RECORDS PROVIDED ▸
◆ ◆ ◆

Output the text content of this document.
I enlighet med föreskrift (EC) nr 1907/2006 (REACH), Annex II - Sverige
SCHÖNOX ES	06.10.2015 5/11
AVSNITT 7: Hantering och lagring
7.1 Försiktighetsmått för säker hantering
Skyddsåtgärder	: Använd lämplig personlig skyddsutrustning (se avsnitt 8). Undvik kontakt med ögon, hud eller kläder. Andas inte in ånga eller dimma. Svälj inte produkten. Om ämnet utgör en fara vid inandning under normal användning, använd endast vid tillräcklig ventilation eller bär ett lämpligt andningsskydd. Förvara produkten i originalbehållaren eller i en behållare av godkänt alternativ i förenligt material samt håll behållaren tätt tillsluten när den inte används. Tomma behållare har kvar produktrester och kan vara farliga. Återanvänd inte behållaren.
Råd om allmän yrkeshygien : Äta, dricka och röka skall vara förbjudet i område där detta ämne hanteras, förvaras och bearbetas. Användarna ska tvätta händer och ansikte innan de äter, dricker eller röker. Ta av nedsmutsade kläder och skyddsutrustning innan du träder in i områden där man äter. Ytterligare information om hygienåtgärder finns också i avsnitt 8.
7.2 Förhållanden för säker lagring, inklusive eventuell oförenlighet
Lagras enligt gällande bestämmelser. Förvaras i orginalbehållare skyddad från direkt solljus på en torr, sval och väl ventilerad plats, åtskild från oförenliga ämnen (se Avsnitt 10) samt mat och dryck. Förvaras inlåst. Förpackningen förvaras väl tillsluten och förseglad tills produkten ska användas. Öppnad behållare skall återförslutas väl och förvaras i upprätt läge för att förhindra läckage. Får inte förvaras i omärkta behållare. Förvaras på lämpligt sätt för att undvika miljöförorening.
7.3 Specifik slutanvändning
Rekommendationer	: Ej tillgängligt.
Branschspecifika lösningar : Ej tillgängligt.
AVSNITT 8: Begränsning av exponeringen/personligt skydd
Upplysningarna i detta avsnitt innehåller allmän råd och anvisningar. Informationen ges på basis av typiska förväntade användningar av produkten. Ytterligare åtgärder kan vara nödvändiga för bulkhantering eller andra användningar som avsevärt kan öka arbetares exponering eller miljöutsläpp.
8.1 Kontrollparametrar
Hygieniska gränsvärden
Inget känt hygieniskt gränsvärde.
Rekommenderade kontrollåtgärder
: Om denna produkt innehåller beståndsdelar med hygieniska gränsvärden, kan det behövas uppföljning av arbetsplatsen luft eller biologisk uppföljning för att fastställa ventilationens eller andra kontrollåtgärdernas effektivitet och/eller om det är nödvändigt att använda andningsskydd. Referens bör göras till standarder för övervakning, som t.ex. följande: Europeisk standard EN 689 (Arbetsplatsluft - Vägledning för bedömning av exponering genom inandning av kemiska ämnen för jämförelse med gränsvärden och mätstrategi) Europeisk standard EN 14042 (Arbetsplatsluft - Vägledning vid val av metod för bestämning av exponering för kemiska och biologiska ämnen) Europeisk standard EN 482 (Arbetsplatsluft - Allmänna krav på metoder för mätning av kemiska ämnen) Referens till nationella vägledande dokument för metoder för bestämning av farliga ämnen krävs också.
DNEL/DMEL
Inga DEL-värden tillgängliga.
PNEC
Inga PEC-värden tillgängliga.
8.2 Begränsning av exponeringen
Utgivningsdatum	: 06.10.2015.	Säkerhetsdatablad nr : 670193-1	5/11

◆ ◆ ◆

ASSIGNMENT ▸ Copy out the records once more. Match them exactly.

RESPONSE TO THIS TASK ▸
Output the text content of this document.
I enlighet med föreskrift (EC) nr 1907/2006 (REACH), Annex II - Sverige
SCHÖNOX ES	06.10.2015 5/11
AVSNITT 7: Hantering och lagring
7.1 Försiktighetsmått för säker hantering
Skyddsåtgärder	: Använd lämplig personlig skyddsutrustning (se avsnitt 8). Undvik kontakt med ögon, hud eller kläder. Andas inte in ånga eller dimma. Svälj inte produkten. Om ämnet utgör en fara vid inandning under normal användning, använd endast vid tillräcklig ventilation eller bär ett lämpligt andningsskydd. Förvara produkten i originalbehållaren eller i en behållare av godkänt alternativ i förenligt material samt håll behållaren tätt tillsluten när den inte används. Tomma behållare har kvar produktrester och kan vara farliga. Återanvänd inte behållaren.
Råd om allmän yrkeshygien : Äta, dricka och röka skall vara förbjudet i område där detta ämne hanteras, förvaras och bearbetas. Användarna ska tvätta händer och ansikte innan de äter, dricker eller röker. Ta av nedsmutsade kläder och skyddsutrustning innan du träder in i områden där man äter. Ytterligare information om hygienåtgärder finns också i avsnitt 8.
7.2 Förhållanden för säker lagring, inklusive eventuell oförenlighet
Lagras enligt gällande bestämmelser. Förvaras i orginalbehållare skyddad från direkt solljus på en torr, sval och väl ventilerad plats, åtskild från oförenliga ämnen (se Avsnitt 10) samt mat och dryck. Förvaras inlåst. Förpackningen förvaras väl tillsluten och förseglad tills produkten ska användas. Öppnad behållare skall återförslutas väl och förvaras i upprätt läge för att förhindra läckage. Får inte förvaras i omärkta behållare. Förvaras på lämpligt sätt för att undvika miljöförorening.
7.3 Specifik slutanvändning
Rekommendationer	: Ej tillgängligt.
Branschspecifika lösningar : Ej tillgängligt.
AVSNITT 8: Begränsning av exponeringen/personligt skydd
Upplysningarna i detta avsnitt innehåller allmän råd och anvisningar. Informationen ges på basis av typiska förväntade användningar av produkten. Ytterligare åtgärder kan vara nödvändiga för bulkhantering eller andra användningar som avsevärt kan öka arbetares exponering eller miljöutsläpp.
8.1 Kontrollparametrar
Hygieniska gränsvärden
Inget känt hygieniskt gränsvärde.
Rekommenderade kontrollåtgärder
: Om denna produkt innehåller beståndsdelar med hygieniska gränsvärden, kan det behövas uppföljning av arbetsplatsen luft eller biologisk uppföljning för att fastställa ventilationens eller andra kontrollåtgärdernas effektivitet och/eller om det är nödvändigt att använda andningsskydd. Referens bör göras till standarder för övervakning, som t.ex. följande: Europeisk standard EN 689 (Arbetsplatsluft - Vägledning för bedömning av exponering genom inandning av kemiska ämnen för jämförelse med gränsvärden och mätstrategi) Europeisk standard EN 14042 (Arbetsplatsluft - Vägledning vid val av metod för bestämning av exponering för kemiska och biologiska ämnen) Europeisk standard EN 482 (Arbetsplatsluft - Allmänna krav på metoder för mätning av kemiska ämnen) Referens till nationella vägledande dokument för metoder för bestämning av farliga ämnen krävs också.
DNEL/DMEL
Inga DEL-värden tillgängliga.
PNEC
Inga PEC-värden tillgängliga.
8.2 Begränsning av exponeringen
Utgivningsdatum	: 06.10.2015.	Säkerhetsdatablad nr : 670193-1	5/11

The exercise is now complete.